[Work to be completed]
All records must be quoted exactly. Omit the pictures.
══ Exercise material ══
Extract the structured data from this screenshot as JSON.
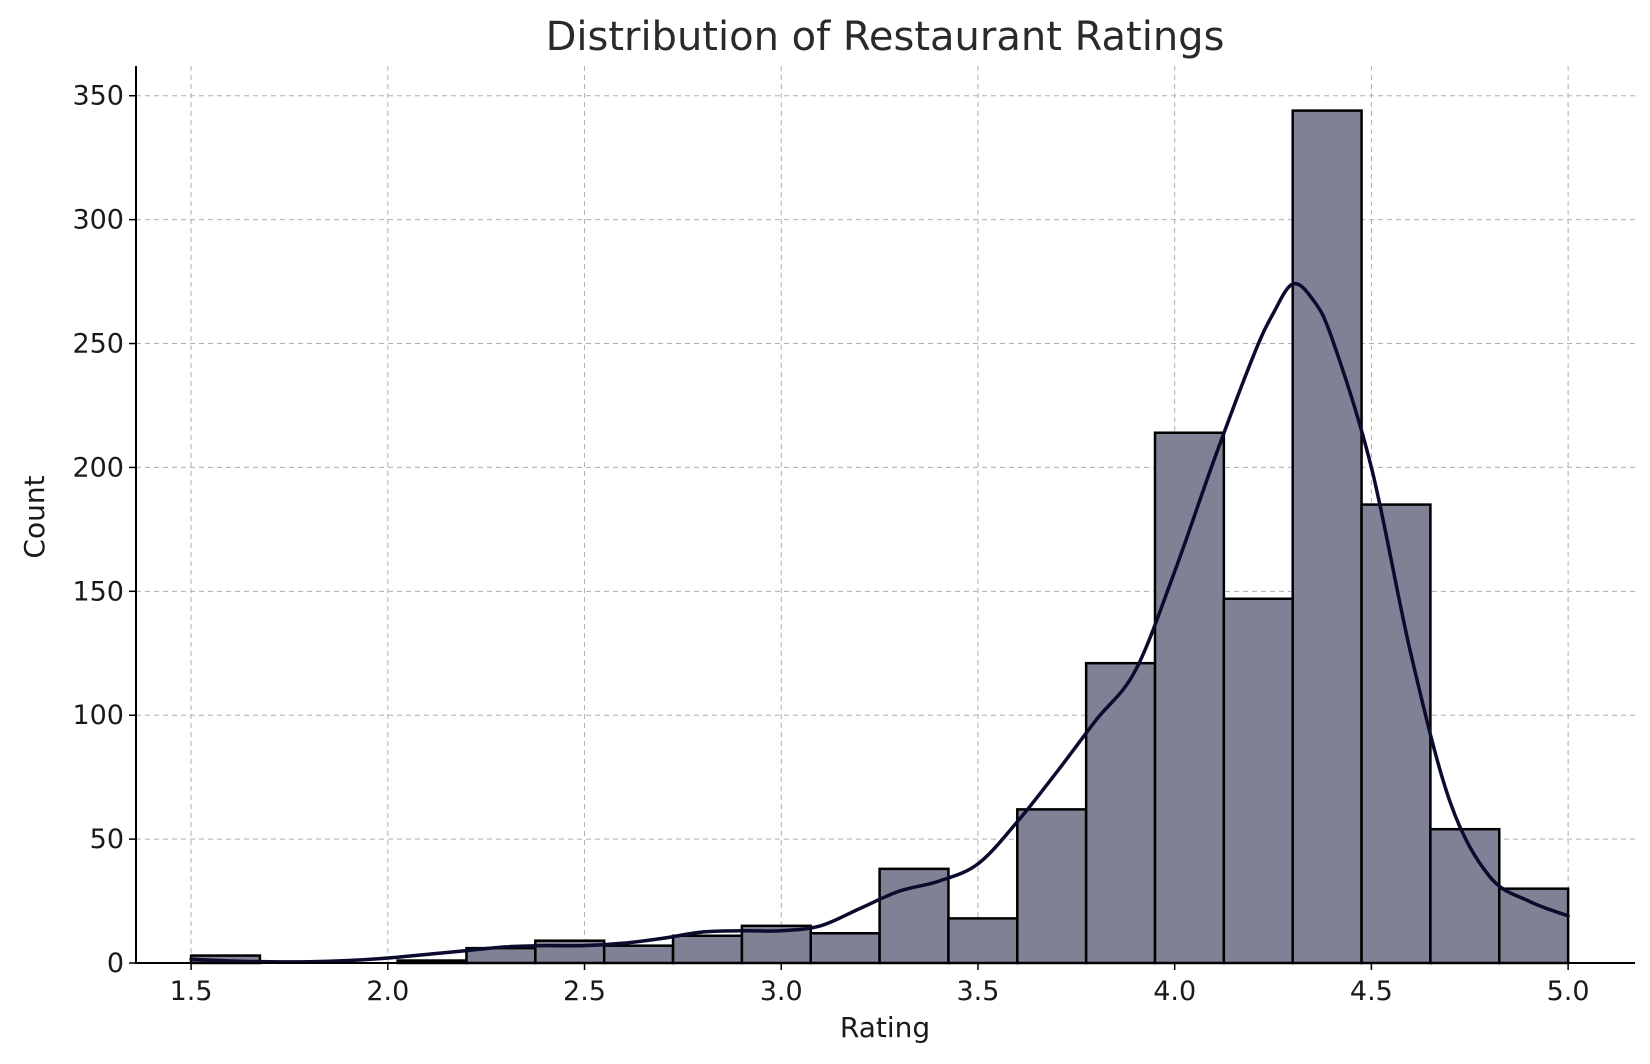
{
  "chart_data": {
    "type": "bar",
    "subtype": "histogram-with-kde",
    "title": "Distribution of Restaurant Ratings",
    "xlabel": "Rating",
    "ylabel": "Count",
    "xlim": [
      1.36,
      5.17
    ],
    "ylim": [
      0,
      362
    ],
    "x_ticks": [
      1.5,
      2.0,
      2.5,
      3.0,
      3.5,
      4.0,
      4.5,
      5.0
    ],
    "x_tick_labels": [
      "1.5",
      "2.0",
      "2.5",
      "3.0",
      "3.5",
      "4.0",
      "4.5",
      "5.0"
    ],
    "y_ticks": [
      0,
      50,
      100,
      150,
      200,
      250,
      300,
      350
    ],
    "y_tick_labels": [
      "0",
      "50",
      "100",
      "150",
      "200",
      "250",
      "300",
      "350"
    ],
    "grid": true,
    "bins": {
      "start": 1.5,
      "end": 5.0,
      "edges": [
        1.5,
        1.675,
        1.85,
        2.025,
        2.2,
        2.375,
        2.55,
        2.725,
        2.9,
        3.075,
        3.25,
        3.425,
        3.6,
        3.775,
        3.95,
        4.125,
        4.3,
        4.475,
        4.65,
        4.825,
        5.0
      ],
      "counts": [
        3,
        0,
        0,
        1,
        6,
        9,
        7,
        11,
        15,
        12,
        38,
        18,
        62,
        121,
        214,
        147,
        344,
        185,
        54,
        30
      ]
    },
    "kde": {
      "x": [
        1.5,
        1.6,
        1.7,
        1.8,
        1.9,
        2.0,
        2.1,
        2.2,
        2.3,
        2.4,
        2.5,
        2.6,
        2.7,
        2.8,
        2.9,
        3.0,
        3.1,
        3.2,
        3.3,
        3.4,
        3.5,
        3.6,
        3.7,
        3.8,
        3.9,
        4.0,
        4.1,
        4.2,
        4.25,
        4.3,
        4.35,
        4.4,
        4.5,
        4.6,
        4.7,
        4.8,
        4.9,
        5.0
      ],
      "y": [
        1.5,
        0.8,
        0.5,
        0.5,
        1,
        2,
        3.5,
        5,
        6.5,
        7,
        7,
        8,
        10,
        12.5,
        13,
        13,
        15,
        22,
        29,
        33,
        40,
        57,
        77,
        98,
        118,
        158,
        203,
        245,
        262,
        274,
        268,
        252,
        200,
        125,
        65,
        35,
        25,
        19
      ]
    },
    "colors": {
      "bar_fill": "#7f8294",
      "bar_edge": "#000000",
      "kde_line": "#0b0b2e",
      "grid": "#b0b0b0",
      "title": "#2a2a2a",
      "text": "#1a1a1a"
    }
  }
}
═══
[Written reply]
Extract the structured data from this screenshot as JSON.
{
  "chart_data": {
    "type": "bar",
    "subtype": "histogram-with-kde",
    "title": "Distribution of Restaurant Ratings",
    "xlabel": "Rating",
    "ylabel": "Count",
    "xlim": [
      1.36,
      5.17
    ],
    "ylim": [
      0,
      362
    ],
    "x_ticks": [
      1.5,
      2.0,
      2.5,
      3.0,
      3.5,
      4.0,
      4.5,
      5.0
    ],
    "x_tick_labels": [
      "1.5",
      "2.0",
      "2.5",
      "3.0",
      "3.5",
      "4.0",
      "4.5",
      "5.0"
    ],
    "y_ticks": [
      0,
      50,
      100,
      150,
      200,
      250,
      300,
      350
    ],
    "y_tick_labels": [
      "0",
      "50",
      "100",
      "150",
      "200",
      "250",
      "300",
      "350"
    ],
    "grid": true,
    "bins": {
      "start": 1.5,
      "end": 5.0,
      "edges": [
        1.5,
        1.675,
        1.85,
        2.025,
        2.2,
        2.375,
        2.55,
        2.725,
        2.9,
        3.075,
        3.25,
        3.425,
        3.6,
        3.775,
        3.95,
        4.125,
        4.3,
        4.475,
        4.65,
        4.825,
        5.0
      ],
      "counts": [
        3,
        0,
        0,
        1,
        6,
        9,
        7,
        11,
        15,
        12,
        38,
        18,
        62,
        121,
        214,
        147,
        344,
        185,
        54,
        30
      ]
    },
    "kde": {
      "x": [
        1.5,
        1.6,
        1.7,
        1.8,
        1.9,
        2.0,
        2.1,
        2.2,
        2.3,
        2.4,
        2.5,
        2.6,
        2.7,
        2.8,
        2.9,
        3.0,
        3.1,
        3.2,
        3.3,
        3.4,
        3.5,
        3.6,
        3.7,
        3.8,
        3.9,
        4.0,
        4.1,
        4.2,
        4.25,
        4.3,
        4.35,
        4.4,
        4.5,
        4.6,
        4.7,
        4.8,
        4.9,
        5.0
      ],
      "y": [
        1.5,
        0.8,
        0.5,
        0.5,
        1,
        2,
        3.5,
        5,
        6.5,
        7,
        7,
        8,
        10,
        12.5,
        13,
        13,
        15,
        22,
        29,
        33,
        40,
        57,
        77,
        98,
        118,
        158,
        203,
        245,
        262,
        274,
        268,
        252,
        200,
        125,
        65,
        35,
        25,
        19
      ]
    },
    "colors": {
      "bar_fill": "#7f8294",
      "bar_edge": "#000000",
      "kde_line": "#0b0b2e",
      "grid": "#b0b0b0",
      "title": "#2a2a2a",
      "text": "#1a1a1a"
    }
  }
}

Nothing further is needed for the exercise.